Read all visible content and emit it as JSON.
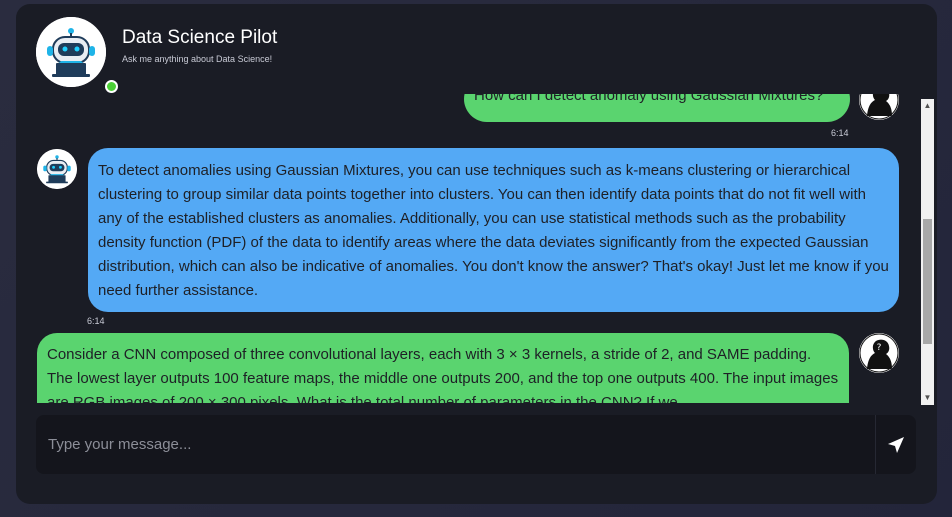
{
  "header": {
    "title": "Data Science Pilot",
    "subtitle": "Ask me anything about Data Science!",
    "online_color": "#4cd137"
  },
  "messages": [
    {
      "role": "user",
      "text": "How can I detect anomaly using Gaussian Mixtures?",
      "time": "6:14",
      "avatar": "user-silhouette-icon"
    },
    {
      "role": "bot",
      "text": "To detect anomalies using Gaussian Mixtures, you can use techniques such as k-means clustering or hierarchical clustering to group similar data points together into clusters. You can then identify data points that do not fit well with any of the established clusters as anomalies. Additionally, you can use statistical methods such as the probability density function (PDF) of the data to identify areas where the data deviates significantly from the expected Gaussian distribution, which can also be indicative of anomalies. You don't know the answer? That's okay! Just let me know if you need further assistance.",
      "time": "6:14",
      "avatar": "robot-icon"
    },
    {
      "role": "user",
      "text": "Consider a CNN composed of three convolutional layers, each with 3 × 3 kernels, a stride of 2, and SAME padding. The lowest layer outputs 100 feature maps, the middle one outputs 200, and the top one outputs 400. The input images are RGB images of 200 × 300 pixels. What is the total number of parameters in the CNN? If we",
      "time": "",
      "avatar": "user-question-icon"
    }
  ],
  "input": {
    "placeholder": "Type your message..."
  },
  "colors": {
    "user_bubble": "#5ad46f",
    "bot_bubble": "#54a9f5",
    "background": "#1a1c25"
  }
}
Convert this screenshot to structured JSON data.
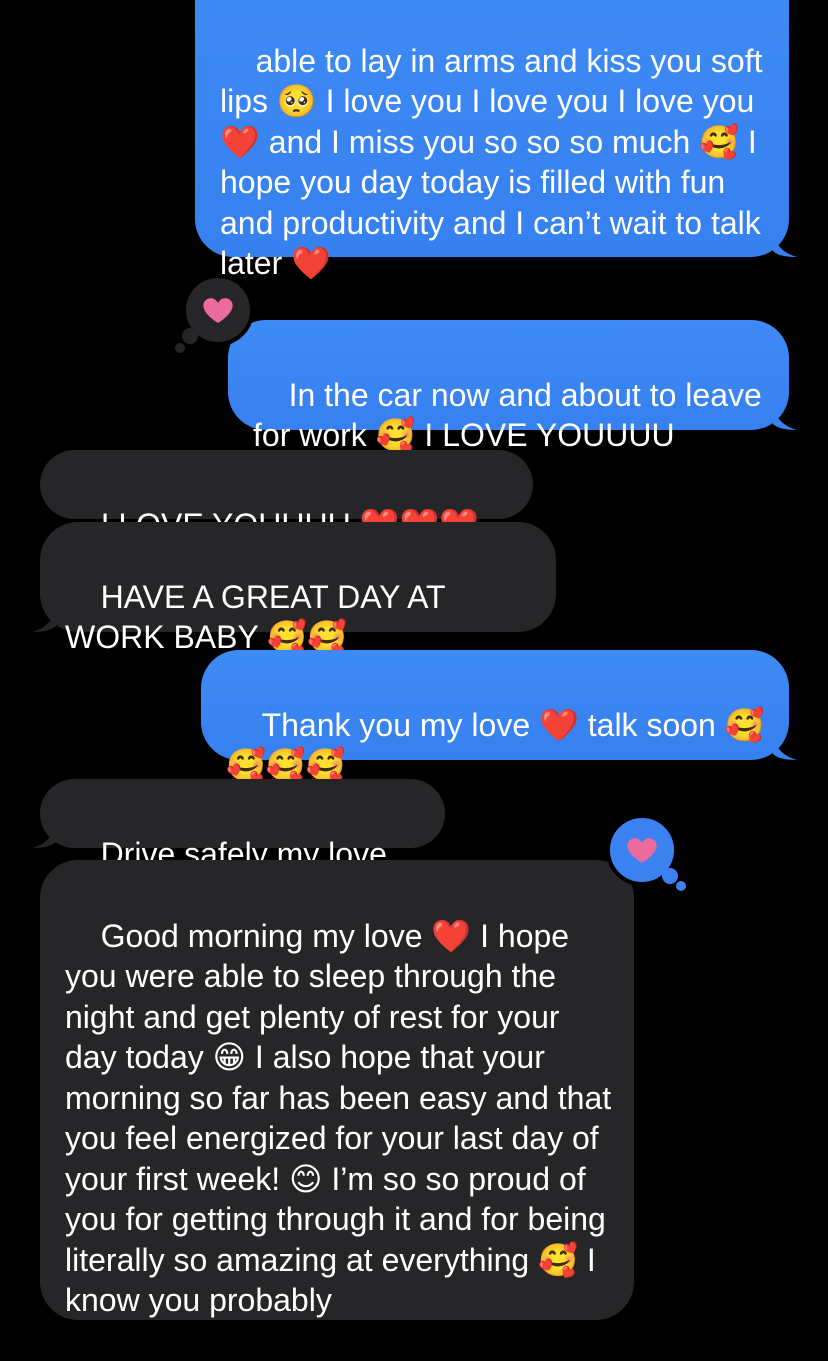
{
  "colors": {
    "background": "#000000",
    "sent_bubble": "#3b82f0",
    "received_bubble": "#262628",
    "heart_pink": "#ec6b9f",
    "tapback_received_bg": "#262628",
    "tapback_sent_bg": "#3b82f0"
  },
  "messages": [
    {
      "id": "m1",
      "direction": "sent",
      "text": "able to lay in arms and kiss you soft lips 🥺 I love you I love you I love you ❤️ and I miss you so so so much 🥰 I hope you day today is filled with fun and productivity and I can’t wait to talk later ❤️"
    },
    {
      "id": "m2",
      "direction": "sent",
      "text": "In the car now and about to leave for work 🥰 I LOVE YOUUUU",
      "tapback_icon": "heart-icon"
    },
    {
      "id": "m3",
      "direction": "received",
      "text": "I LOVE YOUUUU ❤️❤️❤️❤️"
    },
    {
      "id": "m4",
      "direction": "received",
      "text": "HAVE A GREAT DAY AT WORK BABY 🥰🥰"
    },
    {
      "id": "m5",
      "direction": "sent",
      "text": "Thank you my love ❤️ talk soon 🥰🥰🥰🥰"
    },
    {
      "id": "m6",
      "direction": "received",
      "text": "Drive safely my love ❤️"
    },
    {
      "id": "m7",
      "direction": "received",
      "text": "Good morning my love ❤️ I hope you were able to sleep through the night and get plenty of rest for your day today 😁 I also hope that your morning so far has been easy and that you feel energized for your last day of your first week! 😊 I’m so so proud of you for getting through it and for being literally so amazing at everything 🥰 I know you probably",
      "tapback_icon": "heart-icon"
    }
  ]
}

◆ ◆ ◆ ◆ ◆ ◆ ◆

[WHAT YOU SHOULD DO] In the material above, find each line that contains the word "talk", and select it.

[TASK RESPONSE]
      "text": "able to lay in arms and kiss you soft lips 🥺 I love you I love you I love you ❤️ and I miss you so so so much 🥰 I hope you day today is filled with fun and productivity and I can’t wait to talk later ❤️"
      "text": "Thank you my love ❤️ talk soon 🥰🥰🥰🥰"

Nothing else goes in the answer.